• _Brief_
Print out each entry below exactly, please.

###

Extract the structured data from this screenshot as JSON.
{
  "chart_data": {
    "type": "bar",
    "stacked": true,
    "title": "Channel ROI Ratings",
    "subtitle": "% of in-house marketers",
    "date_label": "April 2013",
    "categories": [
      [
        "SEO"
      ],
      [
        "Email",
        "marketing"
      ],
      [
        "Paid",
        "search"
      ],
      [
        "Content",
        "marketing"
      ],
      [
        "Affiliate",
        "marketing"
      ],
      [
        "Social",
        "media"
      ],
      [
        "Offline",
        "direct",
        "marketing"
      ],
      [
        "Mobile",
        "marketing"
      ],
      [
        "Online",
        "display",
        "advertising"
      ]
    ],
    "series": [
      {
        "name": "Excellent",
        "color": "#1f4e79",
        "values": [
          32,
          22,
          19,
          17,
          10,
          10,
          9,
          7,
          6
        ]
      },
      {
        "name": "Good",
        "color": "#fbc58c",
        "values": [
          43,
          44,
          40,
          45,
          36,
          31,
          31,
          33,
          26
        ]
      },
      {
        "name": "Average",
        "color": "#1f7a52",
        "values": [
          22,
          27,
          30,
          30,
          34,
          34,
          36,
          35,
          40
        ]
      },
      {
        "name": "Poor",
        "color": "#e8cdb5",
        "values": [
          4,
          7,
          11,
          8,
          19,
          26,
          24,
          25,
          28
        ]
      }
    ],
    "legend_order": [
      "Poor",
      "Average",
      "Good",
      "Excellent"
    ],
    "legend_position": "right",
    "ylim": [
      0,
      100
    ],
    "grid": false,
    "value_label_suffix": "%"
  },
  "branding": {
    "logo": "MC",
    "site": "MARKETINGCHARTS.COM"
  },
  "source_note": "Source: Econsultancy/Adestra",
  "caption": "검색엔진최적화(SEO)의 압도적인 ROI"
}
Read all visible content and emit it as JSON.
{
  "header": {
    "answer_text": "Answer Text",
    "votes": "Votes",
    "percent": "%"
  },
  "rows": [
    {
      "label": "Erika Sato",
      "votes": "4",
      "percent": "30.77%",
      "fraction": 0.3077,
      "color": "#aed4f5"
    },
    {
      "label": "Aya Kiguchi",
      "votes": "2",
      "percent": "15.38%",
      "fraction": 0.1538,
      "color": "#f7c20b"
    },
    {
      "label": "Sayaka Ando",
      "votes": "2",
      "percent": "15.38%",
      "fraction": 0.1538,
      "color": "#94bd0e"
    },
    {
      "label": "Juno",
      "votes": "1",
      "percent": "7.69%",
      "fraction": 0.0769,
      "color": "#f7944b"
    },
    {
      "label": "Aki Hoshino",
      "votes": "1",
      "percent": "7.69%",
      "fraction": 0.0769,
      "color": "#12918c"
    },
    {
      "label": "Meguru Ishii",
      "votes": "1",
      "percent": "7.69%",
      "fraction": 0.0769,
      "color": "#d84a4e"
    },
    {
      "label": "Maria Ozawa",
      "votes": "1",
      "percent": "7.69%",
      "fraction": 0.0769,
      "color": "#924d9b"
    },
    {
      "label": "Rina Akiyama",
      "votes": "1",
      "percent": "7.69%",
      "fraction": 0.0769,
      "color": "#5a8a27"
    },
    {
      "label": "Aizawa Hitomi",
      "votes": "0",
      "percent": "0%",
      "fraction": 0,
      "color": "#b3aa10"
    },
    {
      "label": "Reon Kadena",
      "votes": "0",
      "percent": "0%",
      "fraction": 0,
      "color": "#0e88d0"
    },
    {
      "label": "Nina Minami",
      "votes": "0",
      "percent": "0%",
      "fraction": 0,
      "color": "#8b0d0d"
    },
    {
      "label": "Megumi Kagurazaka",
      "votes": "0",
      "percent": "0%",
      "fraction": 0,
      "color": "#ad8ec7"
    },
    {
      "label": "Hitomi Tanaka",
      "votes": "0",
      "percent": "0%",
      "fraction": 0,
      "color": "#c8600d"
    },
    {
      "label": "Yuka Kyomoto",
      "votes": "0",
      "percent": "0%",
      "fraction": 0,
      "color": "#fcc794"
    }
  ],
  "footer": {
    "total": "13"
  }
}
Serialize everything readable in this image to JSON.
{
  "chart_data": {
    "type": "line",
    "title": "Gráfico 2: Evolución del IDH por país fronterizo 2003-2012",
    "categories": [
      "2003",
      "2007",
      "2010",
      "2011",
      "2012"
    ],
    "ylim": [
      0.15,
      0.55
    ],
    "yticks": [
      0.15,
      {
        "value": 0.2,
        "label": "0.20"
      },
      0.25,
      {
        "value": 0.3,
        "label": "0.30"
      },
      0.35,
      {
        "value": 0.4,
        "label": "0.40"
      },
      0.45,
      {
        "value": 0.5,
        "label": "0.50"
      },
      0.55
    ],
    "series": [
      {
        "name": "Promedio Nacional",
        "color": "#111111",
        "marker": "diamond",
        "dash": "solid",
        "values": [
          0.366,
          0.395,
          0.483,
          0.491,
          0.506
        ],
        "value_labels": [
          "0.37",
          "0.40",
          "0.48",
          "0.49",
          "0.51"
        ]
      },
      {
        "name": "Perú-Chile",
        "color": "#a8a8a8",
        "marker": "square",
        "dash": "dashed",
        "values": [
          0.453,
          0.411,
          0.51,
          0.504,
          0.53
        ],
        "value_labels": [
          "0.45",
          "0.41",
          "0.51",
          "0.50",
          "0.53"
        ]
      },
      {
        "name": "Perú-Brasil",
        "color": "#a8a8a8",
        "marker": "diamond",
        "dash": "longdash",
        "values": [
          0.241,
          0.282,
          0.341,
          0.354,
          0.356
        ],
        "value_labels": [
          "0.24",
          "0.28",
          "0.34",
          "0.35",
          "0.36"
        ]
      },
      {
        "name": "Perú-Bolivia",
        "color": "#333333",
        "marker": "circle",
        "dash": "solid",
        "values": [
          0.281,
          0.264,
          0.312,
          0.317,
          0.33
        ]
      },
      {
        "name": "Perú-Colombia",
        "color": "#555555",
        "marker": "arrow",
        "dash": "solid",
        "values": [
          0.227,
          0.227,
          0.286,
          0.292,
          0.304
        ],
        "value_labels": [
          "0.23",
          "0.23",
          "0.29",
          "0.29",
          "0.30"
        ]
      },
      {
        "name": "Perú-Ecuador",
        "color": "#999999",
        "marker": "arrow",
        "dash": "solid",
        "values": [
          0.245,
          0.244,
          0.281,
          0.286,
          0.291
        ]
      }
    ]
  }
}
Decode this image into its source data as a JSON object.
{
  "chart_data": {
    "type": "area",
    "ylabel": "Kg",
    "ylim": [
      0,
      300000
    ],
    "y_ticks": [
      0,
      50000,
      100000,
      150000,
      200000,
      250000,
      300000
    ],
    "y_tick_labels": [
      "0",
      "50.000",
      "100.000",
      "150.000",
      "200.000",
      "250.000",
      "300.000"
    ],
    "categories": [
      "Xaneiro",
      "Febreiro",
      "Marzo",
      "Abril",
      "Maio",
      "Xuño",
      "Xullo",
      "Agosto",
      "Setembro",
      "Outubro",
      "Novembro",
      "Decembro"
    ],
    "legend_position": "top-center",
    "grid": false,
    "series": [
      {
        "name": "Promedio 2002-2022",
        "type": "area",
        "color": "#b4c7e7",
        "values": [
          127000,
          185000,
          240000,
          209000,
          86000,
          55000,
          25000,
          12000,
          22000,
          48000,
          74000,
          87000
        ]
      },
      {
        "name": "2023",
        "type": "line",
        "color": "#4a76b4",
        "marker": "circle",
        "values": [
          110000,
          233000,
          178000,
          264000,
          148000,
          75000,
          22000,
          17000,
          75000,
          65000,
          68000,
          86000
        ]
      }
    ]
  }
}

###

• _Solved exercise_
Extract the structured data from this screenshot as JSON.
{
  "chart_data": {
    "type": "bar",
    "stacked": true,
    "title": "Channel ROI Ratings",
    "subtitle": "% of in-house marketers",
    "date_label": "April 2013",
    "categories": [
      [
        "SEO"
      ],
      [
        "Email",
        "marketing"
      ],
      [
        "Paid",
        "search"
      ],
      [
        "Content",
        "marketing"
      ],
      [
        "Affiliate",
        "marketing"
      ],
      [
        "Social",
        "media"
      ],
      [
        "Offline",
        "direct",
        "marketing"
      ],
      [
        "Mobile",
        "marketing"
      ],
      [
        "Online",
        "display",
        "advertising"
      ]
    ],
    "series": [
      {
        "name": "Excellent",
        "color": "#1f4e79",
        "values": [
          32,
          22,
          19,
          17,
          10,
          10,
          9,
          7,
          6
        ]
      },
      {
        "name": "Good",
        "color": "#fbc58c",
        "values": [
          43,
          44,
          40,
          45,
          36,
          31,
          31,
          33,
          26
        ]
      },
      {
        "name": "Average",
        "color": "#1f7a52",
        "values": [
          22,
          27,
          30,
          30,
          34,
          34,
          36,
          35,
          40
        ]
      },
      {
        "name": "Poor",
        "color": "#e8cdb5",
        "values": [
          4,
          7,
          11,
          8,
          19,
          26,
          24,
          25,
          28
        ]
      }
    ],
    "legend_order": [
      "Poor",
      "Average",
      "Good",
      "Excellent"
    ],
    "legend_position": "right",
    "ylim": [
      0,
      100
    ],
    "grid": false,
    "value_label_suffix": "%"
  },
  "branding": {
    "logo": "MC",
    "site": "MARKETINGCHARTS.COM"
  },
  "source_note": "Source: Econsultancy/Adestra",
  "caption": "검색엔진최적화(SEO)의 압도적인 ROI"
}
Read all visible content and emit it as JSON.
{
  "header": {
    "answer_text": "Answer Text",
    "votes": "Votes",
    "percent": "%"
  },
  "rows": [
    {
      "label": "Erika Sato",
      "votes": "4",
      "percent": "30.77%",
      "fraction": 0.3077,
      "color": "#aed4f5"
    },
    {
      "label": "Aya Kiguchi",
      "votes": "2",
      "percent": "15.38%",
      "fraction": 0.1538,
      "color": "#f7c20b"
    },
    {
      "label": "Sayaka Ando",
      "votes": "2",
      "percent": "15.38%",
      "fraction": 0.1538,
      "color": "#94bd0e"
    },
    {
      "label": "Juno",
      "votes": "1",
      "percent": "7.69%",
      "fraction": 0.0769,
      "color": "#f7944b"
    },
    {
      "label": "Aki Hoshino",
      "votes": "1",
      "percent": "7.69%",
      "fraction": 0.0769,
      "color": "#12918c"
    },
    {
      "label": "Meguru Ishii",
      "votes": "1",
      "percent": "7.69%",
      "fraction": 0.0769,
      "color": "#d84a4e"
    },
    {
      "label": "Maria Ozawa",
      "votes": "1",
      "percent": "7.69%",
      "fraction": 0.0769,
      "color": "#924d9b"
    },
    {
      "label": "Rina Akiyama",
      "votes": "1",
      "percent": "7.69%",
      "fraction": 0.0769,
      "color": "#5a8a27"
    },
    {
      "label": "Aizawa Hitomi",
      "votes": "0",
      "percent": "0%",
      "fraction": 0,
      "color": "#b3aa10"
    },
    {
      "label": "Reon Kadena",
      "votes": "0",
      "percent": "0%",
      "fraction": 0,
      "color": "#0e88d0"
    },
    {
      "label": "Nina Minami",
      "votes": "0",
      "percent": "0%",
      "fraction": 0,
      "color": "#8b0d0d"
    },
    {
      "label": "Megumi Kagurazaka",
      "votes": "0",
      "percent": "0%",
      "fraction": 0,
      "color": "#ad8ec7"
    },
    {
      "label": "Hitomi Tanaka",
      "votes": "0",
      "percent": "0%",
      "fraction": 0,
      "color": "#c8600d"
    },
    {
      "label": "Yuka Kyomoto",
      "votes": "0",
      "percent": "0%",
      "fraction": 0,
      "color": "#fcc794"
    }
  ],
  "footer": {
    "total": "13"
  }
}
Serialize everything readable in this image to JSON.
{
  "chart_data": {
    "type": "line",
    "title": "Gráfico 2: Evolución del IDH por país fronterizo 2003-2012",
    "categories": [
      "2003",
      "2007",
      "2010",
      "2011",
      "2012"
    ],
    "ylim": [
      0.15,
      0.55
    ],
    "yticks": [
      0.15,
      {
        "value": 0.2,
        "label": "0.20"
      },
      0.25,
      {
        "value": 0.3,
        "label": "0.30"
      },
      0.35,
      {
        "value": 0.4,
        "label": "0.40"
      },
      0.45,
      {
        "value": 0.5,
        "label": "0.50"
      },
      0.55
    ],
    "series": [
      {
        "name": "Promedio Nacional",
        "color": "#111111",
        "marker": "diamond",
        "dash": "solid",
        "values": [
          0.366,
          0.395,
          0.483,
          0.491,
          0.506
        ],
        "value_labels": [
          "0.37",
          "0.40",
          "0.48",
          "0.49",
          "0.51"
        ]
      },
      {
        "name": "Perú-Chile",
        "color": "#a8a8a8",
        "marker": "square",
        "dash": "dashed",
        "values": [
          0.453,
          0.411,
          0.51,
          0.504,
          0.53
        ],
        "value_labels": [
          "0.45",
          "0.41",
          "0.51",
          "0.50",
          "0.53"
        ]
      },
      {
        "name": "Perú-Brasil",
        "color": "#a8a8a8",
        "marker": "diamond",
        "dash": "longdash",
        "values": [
          0.241,
          0.282,
          0.341,
          0.354,
          0.356
        ],
        "value_labels": [
          "0.24",
          "0.28",
          "0.34",
          "0.35",
          "0.36"
        ]
      },
      {
        "name": "Perú-Bolivia",
        "color": "#333333",
        "marker": "circle",
        "dash": "solid",
        "values": [
          0.281,
          0.264,
          0.312,
          0.317,
          0.33
        ]
      },
      {
        "name": "Perú-Colombia",
        "color": "#555555",
        "marker": "arrow",
        "dash": "solid",
        "values": [
          0.227,
          0.227,
          0.286,
          0.292,
          0.304
        ],
        "value_labels": [
          "0.23",
          "0.23",
          "0.29",
          "0.29",
          "0.30"
        ]
      },
      {
        "name": "Perú-Ecuador",
        "color": "#999999",
        "marker": "arrow",
        "dash": "solid",
        "values": [
          0.245,
          0.244,
          0.281,
          0.286,
          0.291
        ]
      }
    ]
  }
}
Decode this image into its source data as a JSON object.
{
  "chart_data": {
    "type": "area",
    "ylabel": "Kg",
    "ylim": [
      0,
      300000
    ],
    "y_ticks": [
      0,
      50000,
      100000,
      150000,
      200000,
      250000,
      300000
    ],
    "y_tick_labels": [
      "0",
      "50.000",
      "100.000",
      "150.000",
      "200.000",
      "250.000",
      "300.000"
    ],
    "categories": [
      "Xaneiro",
      "Febreiro",
      "Marzo",
      "Abril",
      "Maio",
      "Xuño",
      "Xullo",
      "Agosto",
      "Setembro",
      "Outubro",
      "Novembro",
      "Decembro"
    ],
    "legend_position": "top-center",
    "grid": false,
    "series": [
      {
        "name": "Promedio 2002-2022",
        "type": "area",
        "color": "#b4c7e7",
        "values": [
          127000,
          185000,
          240000,
          209000,
          86000,
          55000,
          25000,
          12000,
          22000,
          48000,
          74000,
          87000
        ]
      },
      {
        "name": "2023",
        "type": "line",
        "color": "#4a76b4",
        "marker": "circle",
        "values": [
          110000,
          233000,
          178000,
          264000,
          148000,
          75000,
          22000,
          17000,
          75000,
          65000,
          68000,
          86000
        ]
      }
    ]
  }
}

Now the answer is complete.